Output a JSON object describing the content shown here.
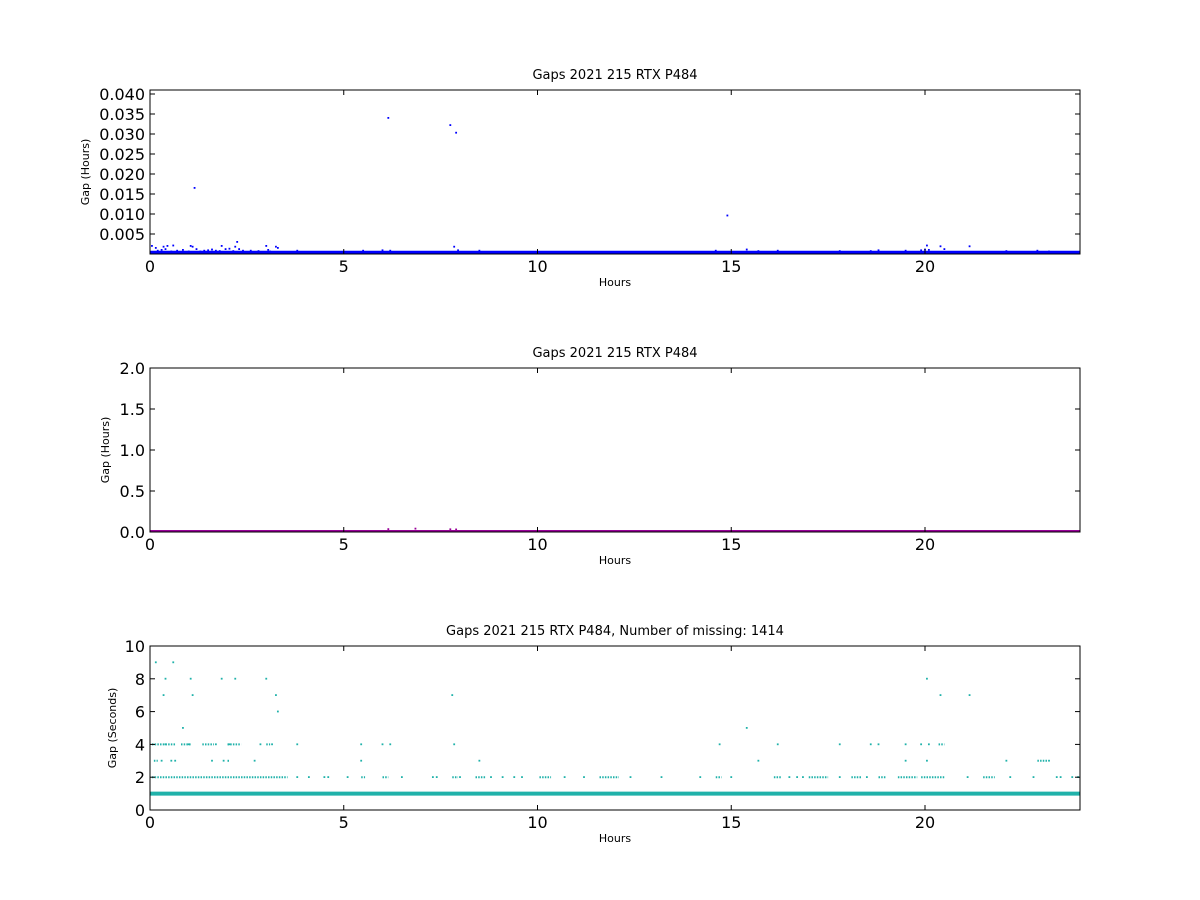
{
  "chart_data": [
    {
      "type": "scatter",
      "title": "Gaps 2021 215 RTX  P484",
      "xlabel": "Hours",
      "ylabel": "Gap (Hours)",
      "xlim": [
        0,
        24
      ],
      "ylim": [
        0,
        0.041
      ],
      "x_ticks": [
        0,
        5,
        10,
        15,
        20
      ],
      "y_ticks": [
        0.005,
        0.01,
        0.015,
        0.02,
        0.025,
        0.03,
        0.035,
        0.04
      ],
      "y_tick_labels": [
        "0.005",
        "0.010",
        "0.015",
        "0.020",
        "0.025",
        "0.030",
        "0.035",
        "0.040"
      ],
      "color": "#0000ff",
      "baseline_y": 0.0003,
      "points": [
        [
          0.05,
          0.002
        ],
        [
          0.15,
          0.0015
        ],
        [
          0.2,
          0.0008
        ],
        [
          0.3,
          0.001
        ],
        [
          0.35,
          0.0018
        ],
        [
          0.4,
          0.0012
        ],
        [
          0.45,
          0.002
        ],
        [
          0.55,
          0.0006
        ],
        [
          0.6,
          0.0021
        ],
        [
          0.7,
          0.0008
        ],
        [
          0.85,
          0.001
        ],
        [
          1.0,
          0.0006
        ],
        [
          1.05,
          0.002
        ],
        [
          1.1,
          0.0018
        ],
        [
          1.15,
          0.0165
        ],
        [
          1.2,
          0.0012
        ],
        [
          1.3,
          0.0006
        ],
        [
          1.4,
          0.0008
        ],
        [
          1.5,
          0.0009
        ],
        [
          1.6,
          0.0011
        ],
        [
          1.7,
          0.0008
        ],
        [
          1.8,
          0.0007
        ],
        [
          1.85,
          0.002
        ],
        [
          1.95,
          0.0012
        ],
        [
          2.05,
          0.0013
        ],
        [
          2.15,
          0.0007
        ],
        [
          2.2,
          0.0018
        ],
        [
          2.25,
          0.003
        ],
        [
          2.3,
          0.0012
        ],
        [
          2.4,
          0.0008
        ],
        [
          2.6,
          0.0008
        ],
        [
          2.8,
          0.0007
        ],
        [
          3.0,
          0.002
        ],
        [
          3.05,
          0.001
        ],
        [
          3.1,
          0.0006
        ],
        [
          3.25,
          0.0018
        ],
        [
          3.3,
          0.0015
        ],
        [
          3.8,
          0.0008
        ],
        [
          5.5,
          0.0008
        ],
        [
          6.0,
          0.0009
        ],
        [
          6.15,
          0.034
        ],
        [
          6.2,
          0.0008
        ],
        [
          6.8,
          0.0005
        ],
        [
          7.75,
          0.0322
        ],
        [
          7.85,
          0.0018
        ],
        [
          7.9,
          0.0303
        ],
        [
          7.95,
          0.0009
        ],
        [
          8.5,
          0.0008
        ],
        [
          14.6,
          0.0008
        ],
        [
          14.9,
          0.0096
        ],
        [
          15.4,
          0.0011
        ],
        [
          15.7,
          0.0007
        ],
        [
          16.2,
          0.0008
        ],
        [
          17.8,
          0.0007
        ],
        [
          18.6,
          0.0007
        ],
        [
          18.8,
          0.0009
        ],
        [
          19.5,
          0.0008
        ],
        [
          19.9,
          0.0009
        ],
        [
          20.0,
          0.0011
        ],
        [
          20.05,
          0.0021
        ],
        [
          20.1,
          0.001
        ],
        [
          20.4,
          0.0019
        ],
        [
          20.5,
          0.0012
        ],
        [
          21.15,
          0.0019
        ],
        [
          22.1,
          0.0007
        ],
        [
          22.9,
          0.0008
        ],
        [
          23.2,
          0.0006
        ]
      ]
    },
    {
      "type": "scatter",
      "title": "Gaps 2021 215 RTX  P484",
      "xlabel": "Hours",
      "ylabel": "Gap (Hours)",
      "xlim": [
        0,
        24
      ],
      "ylim": [
        0,
        2.0
      ],
      "x_ticks": [
        0,
        5,
        10,
        15,
        20
      ],
      "y_ticks": [
        0.0,
        0.5,
        1.0,
        1.5,
        2.0
      ],
      "y_tick_labels": [
        "0.0",
        "0.5",
        "1.0",
        "1.5",
        "2.0"
      ],
      "color": "#990099",
      "baseline_y": 0.0,
      "points": [
        [
          6.15,
          0.034
        ],
        [
          6.85,
          0.04
        ],
        [
          7.75,
          0.032
        ],
        [
          7.9,
          0.03
        ]
      ]
    },
    {
      "type": "scatter",
      "title": "Gaps 2021 215 RTX  P484, Number of missing: 1414",
      "xlabel": "Hours",
      "ylabel": "Gap (Seconds)",
      "xlim": [
        0,
        24
      ],
      "ylim": [
        0,
        10
      ],
      "x_ticks": [
        0,
        5,
        10,
        15,
        20
      ],
      "y_ticks": [
        0,
        2,
        4,
        6,
        8,
        10
      ],
      "y_tick_labels": [
        "0",
        "2",
        "4",
        "6",
        "8",
        "10"
      ],
      "color": "#20b2aa",
      "baseline_y": 1,
      "bands": [
        {
          "y": 2,
          "ranges": [
            [
              0.05,
              3.55
            ],
            [
              5.45,
              5.55
            ],
            [
              6.0,
              6.15
            ],
            [
              7.8,
              7.95
            ],
            [
              8.4,
              8.65
            ],
            [
              10.05,
              10.35
            ],
            [
              11.6,
              12.1
            ],
            [
              14.6,
              14.75
            ],
            [
              16.1,
              16.3
            ],
            [
              17.0,
              17.5
            ],
            [
              18.1,
              18.35
            ],
            [
              18.8,
              19.0
            ],
            [
              19.3,
              19.8
            ],
            [
              19.9,
              20.5
            ],
            [
              21.5,
              21.8
            ]
          ]
        },
        {
          "y": 4,
          "ranges": [
            [
              0.05,
              0.65
            ],
            [
              0.8,
              1.05
            ],
            [
              1.35,
              1.65
            ],
            [
              2.0,
              2.35
            ],
            [
              3.0,
              3.1
            ],
            [
              20.35,
              20.5
            ]
          ]
        },
        {
          "y": 3,
          "ranges": [
            [
              0.1,
              0.2
            ],
            [
              2.0,
              2.05
            ],
            [
              22.9,
              23.15
            ]
          ]
        }
      ],
      "points": [
        [
          0.15,
          9
        ],
        [
          0.6,
          9
        ],
        [
          0.4,
          8
        ],
        [
          1.05,
          8
        ],
        [
          1.85,
          8
        ],
        [
          2.2,
          8
        ],
        [
          3.0,
          8
        ],
        [
          20.05,
          8
        ],
        [
          0.35,
          7
        ],
        [
          1.1,
          7
        ],
        [
          3.25,
          7
        ],
        [
          7.8,
          7
        ],
        [
          20.4,
          7
        ],
        [
          21.15,
          7
        ],
        [
          3.3,
          6
        ],
        [
          0.85,
          5
        ],
        [
          15.4,
          5
        ],
        [
          0.4,
          4
        ],
        [
          1.0,
          4
        ],
        [
          1.7,
          4
        ],
        [
          2.05,
          4
        ],
        [
          2.85,
          4
        ],
        [
          3.15,
          4
        ],
        [
          3.8,
          4
        ],
        [
          5.45,
          4
        ],
        [
          6.0,
          4
        ],
        [
          6.2,
          4
        ],
        [
          7.85,
          4
        ],
        [
          14.7,
          4
        ],
        [
          16.2,
          4
        ],
        [
          17.8,
          4
        ],
        [
          18.6,
          4
        ],
        [
          18.8,
          4
        ],
        [
          19.5,
          4
        ],
        [
          19.9,
          4
        ],
        [
          20.1,
          4
        ],
        [
          0.3,
          3
        ],
        [
          0.55,
          3
        ],
        [
          0.65,
          3
        ],
        [
          1.6,
          3
        ],
        [
          1.9,
          3
        ],
        [
          2.7,
          3
        ],
        [
          5.45,
          3
        ],
        [
          8.5,
          3
        ],
        [
          15.7,
          3
        ],
        [
          19.5,
          3
        ],
        [
          20.05,
          3
        ],
        [
          22.1,
          3
        ],
        [
          23.2,
          3
        ],
        [
          3.8,
          2
        ],
        [
          4.1,
          2
        ],
        [
          4.5,
          2
        ],
        [
          4.6,
          2
        ],
        [
          5.1,
          2
        ],
        [
          6.5,
          2
        ],
        [
          7.3,
          2
        ],
        [
          7.4,
          2
        ],
        [
          8.0,
          2
        ],
        [
          8.8,
          2
        ],
        [
          9.1,
          2
        ],
        [
          9.4,
          2
        ],
        [
          9.6,
          2
        ],
        [
          10.7,
          2
        ],
        [
          11.2,
          2
        ],
        [
          12.4,
          2
        ],
        [
          13.2,
          2
        ],
        [
          14.2,
          2
        ],
        [
          15.0,
          2
        ],
        [
          16.5,
          2
        ],
        [
          16.7,
          2
        ],
        [
          16.85,
          2
        ],
        [
          17.8,
          2
        ],
        [
          18.5,
          2
        ],
        [
          21.1,
          2
        ],
        [
          22.2,
          2
        ],
        [
          22.8,
          2
        ],
        [
          23.4,
          2
        ],
        [
          23.5,
          2
        ],
        [
          23.8,
          2
        ],
        [
          23.95,
          2
        ]
      ]
    }
  ]
}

☆ ☆ ☆ ☆ ☆ ☆ ☆

- EXERCISE DETAILS -
Look through the entries above; copy each line where the string "color" appears.

- TASK OUTPUT -
      "color": "#0000ff",
      "color": "#990099",
      "color": "#20b2aa",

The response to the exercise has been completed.